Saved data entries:
■ ■ ■
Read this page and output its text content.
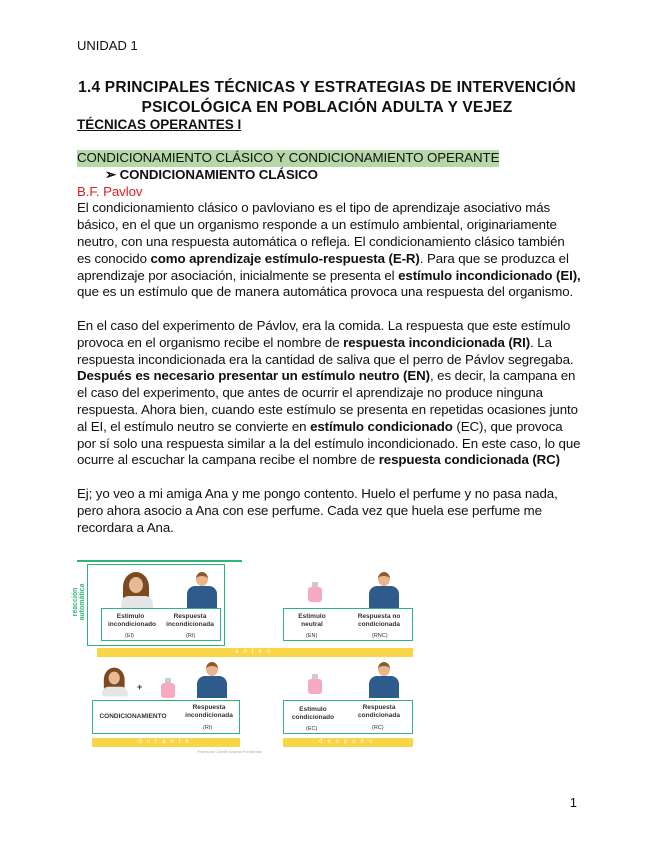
UNIDAD 1
1.4 PRINCIPALES TÉCNICAS Y ESTRATEGIAS DE INTERVENCIÓN PSICOLÓGICA EN POBLACIÓN ADULTA Y VEJEZ
TÉCNICAS OPERANTES I

CONDICIONAMIENTO CLÁSICO Y CONDICIONAMIENTO OPERANTE

➢ CONDICIONAMIENTO CLÁSICO

B.F. Pavlov

El condicionamiento clásico o pavloviano es el tipo de aprendizaje asociativo más básico, en el que un organismo responde a un estímulo ambiental, originariamente neutro, con una respuesta automática o refleja. El condicionamiento clásico también es conocido como aprendizaje estímulo-respuesta (E-R). Para que se produzca el aprendizaje por asociación, inicialmente se presenta el estímulo incondicionado (EI), que es un estímulo que de manera automática provoca una respuesta del organismo.

En el caso del experimento de Pávlov, era la comida. La respuesta que este estímulo provoca en el organismo recibe el nombre de respuesta incondicionada (RI). La respuesta incondicionada era la cantidad de saliva que el perro de Pávlov segregaba. Después es necesario presentar un estímulo neutro (EN), es decir, la campana en el caso del experimento, que antes de ocurrir el aprendizaje no produce ninguna respuesta. Ahora bien, cuando este estímulo se presenta en repetidas ocasiones junto al EI, el estímulo neutro se convierte en estímulo condicionado (EC), que provoca por sí solo una respuesta similar a la del estímulo incondicionado. En este caso, lo que ocurre al escuchar la campana recibe el nombre de respuesta condicionada (RC)

Ej; yo veo a mi amiga Ana y me pongo contento. Huelo el perfume y no pasa nada, pero ahora asocio a Ana con ese perfume. Cada vez que huela ese perfume me recordara a Ana.

reacción automática	Estimulo incondicionado
(EI)
Respuesta incondicionada
(RI)
Estimulo neutral
(EN)
Respuesta no condicionada
(RNC)
antes
+
CONDICIONAMIENTO
Respuesta incondicionada
(RI)
durante
Estimulo condicionado
(EC)
Respuesta condicionada
(RC)
después
Profesora: Daniel Aranda Fernández
1
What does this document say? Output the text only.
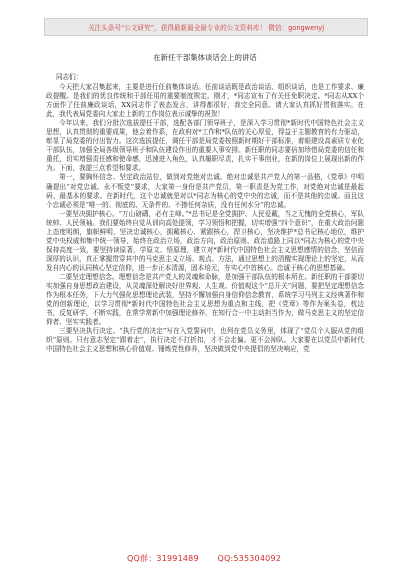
关注头条号“公文研究”，获得最新最全最专业的公文资料库！ 微信：gongwenyj
在新任干部集体谈话会上的讲话
同志们：

今天把大家召集起来，主要是进行任前集体谈话。任前谈话既是政治谈话、组织谈话，也是工作要求、廉政提醒。是我们的优良传统和干部任用的重要制度规定。刚才，*同志宣布了有关任免职决定。*同志从XX个方面作了任前廉政谈话，XX同志作了表态发言，讲得都很好，我完全同意。请大家认真抓好贯彻落实。在此，我代表局党委向大家走上新的工作岗位表示诚挚的祝贺！

今年以来，我们分批次选拔提任干部，选配各部门领导班子，是深入学习贯彻*新时代中国特色社会主义思想，认真贯彻的重要成果，他会着作系，在政府对*工作和*队伍的关心厚爱，得益于主题教育的有力驱动，彰显了局党委的付出智力。这次选拔提任，调任干部是局党委按照新时期好干部标准，着眼建设高素质专业化干部队伍，加强全局各级领导班子和队伍建设作出的重要人事安排。新任职的同志要倍加珍惜局党委的信任和重托，切实增强责任感和使命感，迅速进入角色，认真履职尽责，扎实干事创业，在新的岗位上展现出新的作为。下面，我提三点希望和要求。

第一，要胸怀信念、坚定政治站位，做到对党绝对忠诚。绝对忠诚是共产党人的第一品格，《党章》中明确提出“对党忠诚、永不叛党”要求，大家第一身份是共产党员，第一职责是为党工作，对党绝对忠诚是最起码、最基本的要求。在新时代，这个忠诚就是对以*同志为核心的党中央的忠诚，而不是其他的忠诚。而且这个忠诚必须是“唯一的、彻底的、无条件的、不掺任何杂质，没有任何水分”的忠诚。

一要坚决拥护核心。“万山磅礴，必有主峰。”*总书记是全党拥护、人民爱戴，当之无愧的全党核心，军队统帅、人民领袖。我们要始终自觉从训向高处提领，学习领悟和把握，切实增强“四个意识”，在重大政治问题上态度明朗，旗帜鲜明，坚决忠诚核心，拥戴核心、紧跟核心，捍卫核心，坚决维护*总书记核心地位，维护党中央权威和集中统一领导，始终在政治立场，政治方向，政治原则、政治道路上同以*同志为核心的党中央保持高度一致，要坚持读原著，学原文、悟原理，建立对*新时代中国特色社会主义思想感情的信念，坚信而深厚的认识，真正掌握贯穿其中的马克思主义立场、观点、方法，通过思想上的清醒实现理论上的坚定，从而发自内心的认同核心坚定信仰，进一步正本清源，固本培元，夯实心中首核心。忠诚于核心的思想基础。

二要坚定理想信念。理想信念是共产党人的灵魂和命脉，是加强干部队伍的根本所在。新任职的干部要切实加强自身思想政治建设，从灵魂深处解决好世界观、人生观、价值观这个“总开关”问题，要把坚定理想信念作为根本任务，下大力气强化思想理论武装，坚持不懈加强自身信仰信念教育，系统学习马列主义经典著作和党的创新理论，以学习贯彻*新时代中国特色社会主义思想为重点和主线，把《党章》等作为案头卷，枕边书，反复研学，不断实践，在常学常新中加强理论修养，在知行合一中主动担当作为，做马克思主义的坚定信仰者、坚实实践者。

三要坚决执行决定。“执行党的决定”写在入党誓词中，也列在党员义务里，体现了“党员个人服从党的组织”原则。只有意志坚定“跟着走”，执行决定不打折扣，才不会走偏。更不会掉队。大家要在以党员中新时代中国特色社会主义思想和核心价值观、锤炼党性修养，坚决做到党中央提倡的坚决响应，党

QQ群：31991489 QQ:535304092
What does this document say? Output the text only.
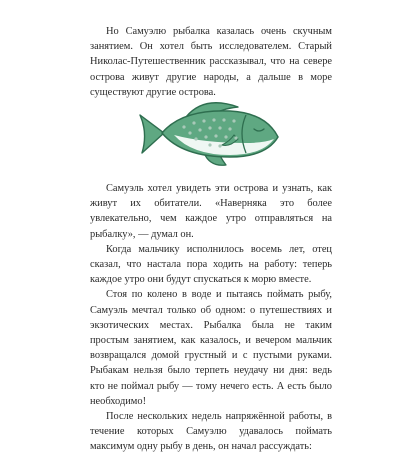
Но Самуэлю рыбалка казалась очень скучным занятием. Он хотел быть исследователем. Старый Николас-Путешественник рассказывал, что на севере острова живут другие народы, а дальше в море существуют другие острова.

Самуэль хотел увидеть эти острова и узнать, как живут их обитатели. «Наверняка это более увлекательно, чем каждое утро отправляться на рыбалку», — думал он.

Когда мальчику исполнилось восемь лет, отец сказал, что настала пора ходить на работу: теперь каждое утро они будут спускаться к морю вместе.

Стоя по колено в воде и пытаясь поймать рыбу, Самуэль мечтал только об одном: о путешествиях и экзотических местах. Рыбалка была не таким простым занятием, как казалось, и вечером мальчик возвращался домой грустный и с пустыми руками. Рыбакам нельзя было терпеть неудачу ни дня: ведь кто не поймал рыбу — тому нечего есть. А есть было необходимо!

После нескольких недель напряжённой работы, в течение которых Самуэлю удавалось поймать максимум одну рыбу в день, он начал рассуждать:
■ ■ ■
CHALLENGE: How many lines of these entries contain the string "поймать"? Reply with the number alone.

SOLVED PROBLEM: 2